# The input:
========
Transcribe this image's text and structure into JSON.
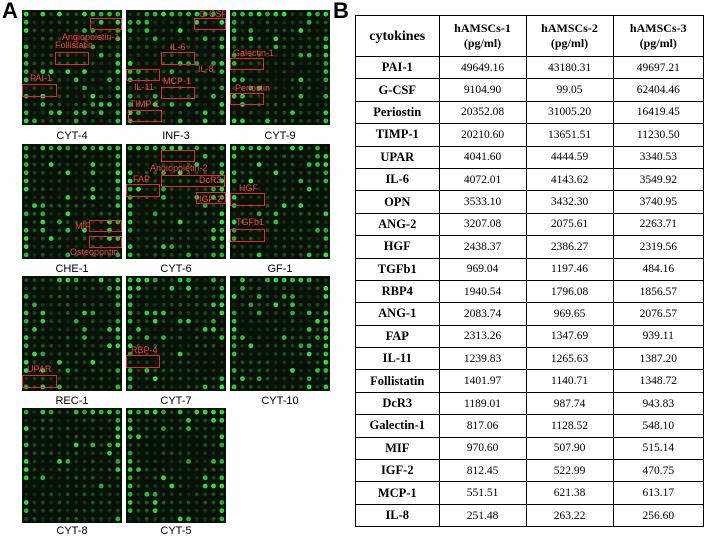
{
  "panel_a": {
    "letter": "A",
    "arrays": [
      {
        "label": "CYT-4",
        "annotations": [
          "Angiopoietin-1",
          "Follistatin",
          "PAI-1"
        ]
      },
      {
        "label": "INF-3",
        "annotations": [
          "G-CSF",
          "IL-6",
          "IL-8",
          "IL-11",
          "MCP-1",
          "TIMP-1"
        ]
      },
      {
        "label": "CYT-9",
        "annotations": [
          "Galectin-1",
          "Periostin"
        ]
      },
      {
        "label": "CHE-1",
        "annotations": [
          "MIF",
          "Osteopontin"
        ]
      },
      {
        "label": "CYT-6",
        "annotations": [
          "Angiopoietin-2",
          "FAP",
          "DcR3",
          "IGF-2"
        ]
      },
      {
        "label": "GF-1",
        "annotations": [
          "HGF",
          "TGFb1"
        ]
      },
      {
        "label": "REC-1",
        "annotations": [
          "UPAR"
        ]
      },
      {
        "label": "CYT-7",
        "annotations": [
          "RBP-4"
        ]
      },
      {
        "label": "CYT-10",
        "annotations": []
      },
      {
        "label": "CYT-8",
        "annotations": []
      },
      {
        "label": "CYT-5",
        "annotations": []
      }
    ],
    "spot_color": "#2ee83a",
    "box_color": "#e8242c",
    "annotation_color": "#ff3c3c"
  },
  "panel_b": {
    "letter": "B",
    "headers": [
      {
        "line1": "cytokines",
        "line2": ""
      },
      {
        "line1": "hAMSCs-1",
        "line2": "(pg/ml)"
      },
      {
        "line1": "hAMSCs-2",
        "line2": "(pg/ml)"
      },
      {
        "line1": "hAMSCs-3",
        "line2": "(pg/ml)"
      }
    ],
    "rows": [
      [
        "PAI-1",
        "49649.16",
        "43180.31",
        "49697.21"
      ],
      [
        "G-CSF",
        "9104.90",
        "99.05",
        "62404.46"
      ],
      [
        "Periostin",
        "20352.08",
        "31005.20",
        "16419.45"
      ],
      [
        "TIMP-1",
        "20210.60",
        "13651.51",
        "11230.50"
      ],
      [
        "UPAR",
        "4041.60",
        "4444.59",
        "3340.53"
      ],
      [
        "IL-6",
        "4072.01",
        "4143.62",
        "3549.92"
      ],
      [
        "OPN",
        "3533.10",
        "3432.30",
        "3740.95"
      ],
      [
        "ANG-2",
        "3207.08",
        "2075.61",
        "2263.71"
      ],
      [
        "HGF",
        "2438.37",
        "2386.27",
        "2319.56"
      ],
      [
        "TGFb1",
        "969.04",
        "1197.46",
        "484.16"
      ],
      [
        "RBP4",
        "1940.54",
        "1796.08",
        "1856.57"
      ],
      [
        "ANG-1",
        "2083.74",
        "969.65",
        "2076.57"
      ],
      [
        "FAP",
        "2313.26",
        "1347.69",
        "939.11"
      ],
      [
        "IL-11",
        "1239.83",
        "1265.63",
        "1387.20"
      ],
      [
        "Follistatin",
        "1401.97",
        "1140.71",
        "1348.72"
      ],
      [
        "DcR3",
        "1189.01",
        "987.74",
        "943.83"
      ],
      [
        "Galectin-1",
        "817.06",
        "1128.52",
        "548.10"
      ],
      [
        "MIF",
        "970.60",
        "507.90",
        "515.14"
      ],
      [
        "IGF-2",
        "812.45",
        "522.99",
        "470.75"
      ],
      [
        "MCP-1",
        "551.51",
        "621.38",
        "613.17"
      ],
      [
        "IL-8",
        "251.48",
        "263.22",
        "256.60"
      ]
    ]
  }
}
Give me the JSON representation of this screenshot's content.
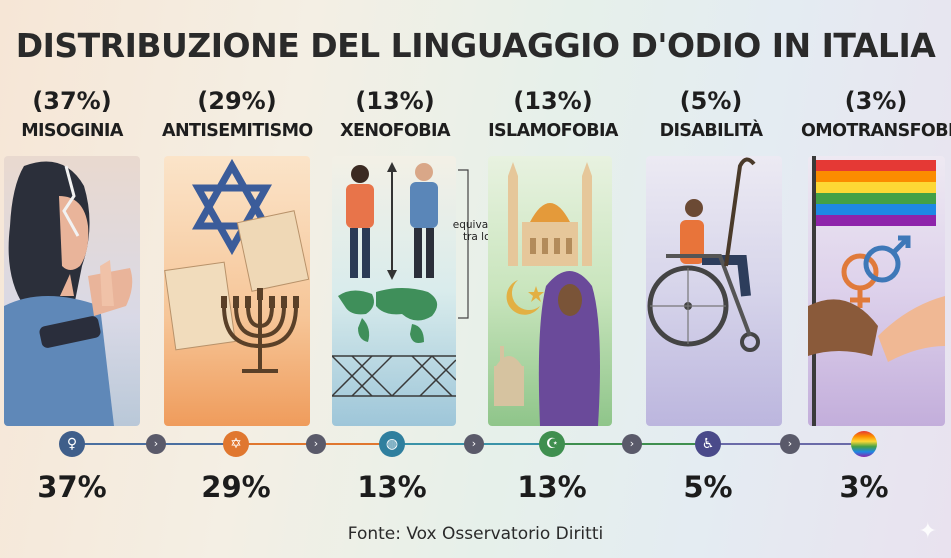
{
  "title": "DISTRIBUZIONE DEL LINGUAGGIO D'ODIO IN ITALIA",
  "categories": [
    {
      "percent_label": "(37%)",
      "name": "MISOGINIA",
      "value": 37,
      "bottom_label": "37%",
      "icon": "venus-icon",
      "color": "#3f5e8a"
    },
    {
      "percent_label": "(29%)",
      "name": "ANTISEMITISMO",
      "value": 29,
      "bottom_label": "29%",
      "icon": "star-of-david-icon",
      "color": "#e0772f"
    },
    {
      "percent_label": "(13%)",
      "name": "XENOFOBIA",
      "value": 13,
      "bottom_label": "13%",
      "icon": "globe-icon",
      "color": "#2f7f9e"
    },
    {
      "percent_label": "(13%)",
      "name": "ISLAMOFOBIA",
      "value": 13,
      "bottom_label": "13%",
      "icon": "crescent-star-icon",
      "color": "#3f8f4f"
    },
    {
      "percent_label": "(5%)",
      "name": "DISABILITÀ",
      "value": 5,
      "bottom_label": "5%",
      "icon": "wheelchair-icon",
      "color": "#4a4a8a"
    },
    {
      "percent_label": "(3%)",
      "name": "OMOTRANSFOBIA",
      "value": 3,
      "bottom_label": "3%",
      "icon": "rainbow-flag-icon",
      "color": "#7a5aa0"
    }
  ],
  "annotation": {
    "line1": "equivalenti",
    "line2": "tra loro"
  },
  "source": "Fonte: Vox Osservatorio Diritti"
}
========
# What the task asks:
Say how many lines contain the string "JSON", giving nothing but the count.

# Correct response:
2